§ Task requirements:
Transcribe the records that follow exactly. Skip the pictures.
---
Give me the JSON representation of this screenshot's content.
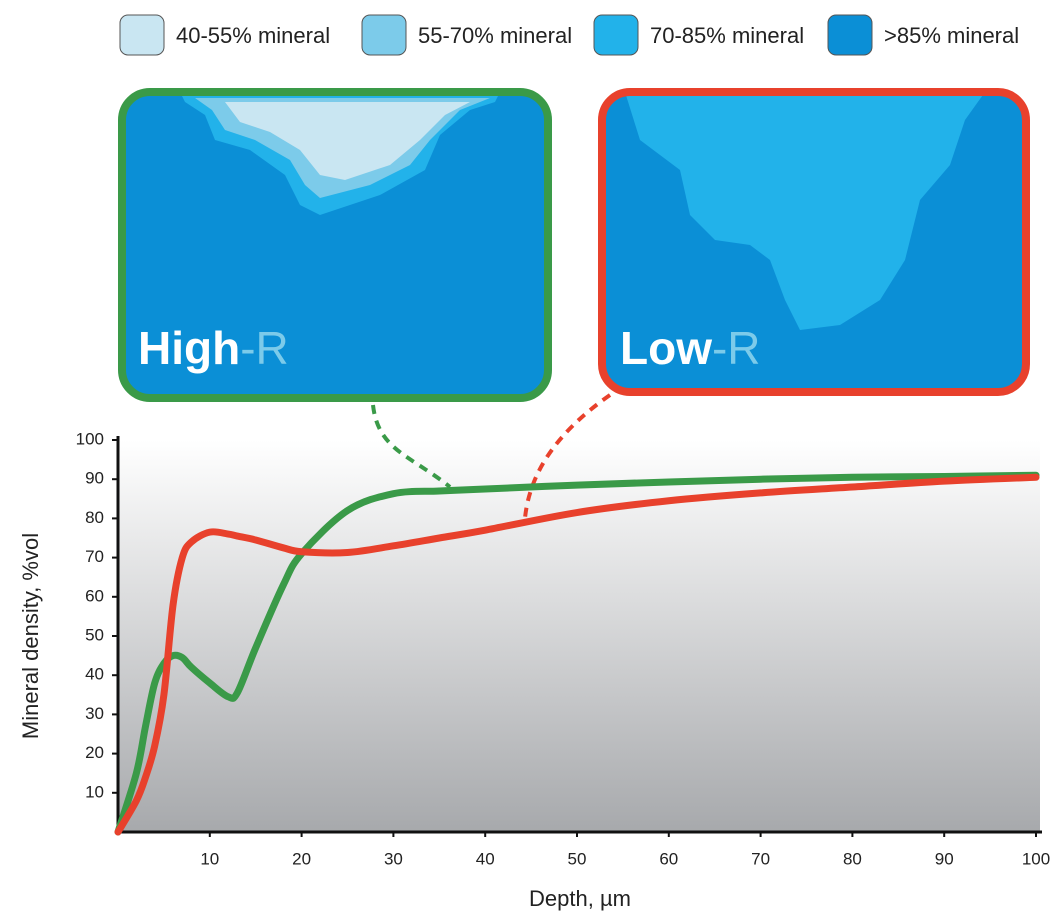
{
  "chart_data": {
    "type": "line",
    "xlabel": "Depth, µm",
    "ylabel": "Mineral density, %vol",
    "x": [
      0,
      2,
      3,
      4,
      5,
      6,
      7,
      8,
      10,
      12,
      13,
      15,
      18,
      20,
      25,
      30,
      35,
      40,
      50,
      60,
      70,
      80,
      90,
      100
    ],
    "series": [
      {
        "name": "High-R",
        "color": "#3a9a48",
        "values": [
          0,
          15,
          27,
          38,
          43,
          45,
          44.5,
          42,
          38,
          34.5,
          35.5,
          47,
          63,
          71,
          82,
          86.3,
          87,
          87.5,
          88.5,
          89.3,
          90,
          90.5,
          90.7,
          91
        ]
      },
      {
        "name": "Low-R",
        "color": "#e8412c",
        "values": [
          0,
          8,
          14,
          22,
          35,
          58,
          70,
          74,
          76.5,
          76,
          75.5,
          74.5,
          72.5,
          71.5,
          71.3,
          73,
          75,
          77,
          81.5,
          84.5,
          86.5,
          88,
          89.5,
          90.5
        ]
      }
    ],
    "legend": [
      {
        "name": "40-55% mineral",
        "color": "#c9e6f2"
      },
      {
        "name": "55-70% mineral",
        "color": "#7ccbea"
      },
      {
        "name": "70-85% mineral",
        "color": "#22b2ea"
      },
      {
        "name": ">85% mineral",
        "color": "#0b8fd6"
      }
    ],
    "xlim": [
      0,
      100
    ],
    "ylim": [
      0,
      100
    ],
    "xticks": [
      10,
      20,
      30,
      40,
      50,
      60,
      70,
      80,
      90,
      100
    ],
    "yticks": [
      10,
      20,
      30,
      40,
      50,
      60,
      70,
      80,
      90,
      100
    ]
  }
}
---
§ Finished task:
Give me the JSON representation of this screenshot's content.
{
  "chart_data": {
    "type": "line",
    "xlabel": "Depth, µm",
    "ylabel": "Mineral density, %vol",
    "x": [
      0,
      2,
      3,
      4,
      5,
      6,
      7,
      8,
      10,
      12,
      13,
      15,
      18,
      20,
      25,
      30,
      35,
      40,
      50,
      60,
      70,
      80,
      90,
      100
    ],
    "series": [
      {
        "name": "High-R",
        "color": "#3a9a48",
        "values": [
          0,
          15,
          27,
          38,
          43,
          45,
          44.5,
          42,
          38,
          34.5,
          35.5,
          47,
          63,
          71,
          82,
          86.3,
          87,
          87.5,
          88.5,
          89.3,
          90,
          90.5,
          90.7,
          91
        ]
      },
      {
        "name": "Low-R",
        "color": "#e8412c",
        "values": [
          0,
          8,
          14,
          22,
          35,
          58,
          70,
          74,
          76.5,
          76,
          75.5,
          74.5,
          72.5,
          71.5,
          71.3,
          73,
          75,
          77,
          81.5,
          84.5,
          86.5,
          88,
          89.5,
          90.5
        ]
      }
    ],
    "legend": [
      {
        "name": "40-55% mineral",
        "color": "#c9e6f2"
      },
      {
        "name": "55-70% mineral",
        "color": "#7ccbea"
      },
      {
        "name": "70-85% mineral",
        "color": "#22b2ea"
      },
      {
        "name": ">85% mineral",
        "color": "#0b8fd6"
      }
    ],
    "xlim": [
      0,
      100
    ],
    "ylim": [
      0,
      100
    ],
    "xticks": [
      10,
      20,
      30,
      40,
      50,
      60,
      70,
      80,
      90,
      100
    ],
    "yticks": [
      10,
      20,
      30,
      40,
      50,
      60,
      70,
      80,
      90,
      100
    ]
  }
}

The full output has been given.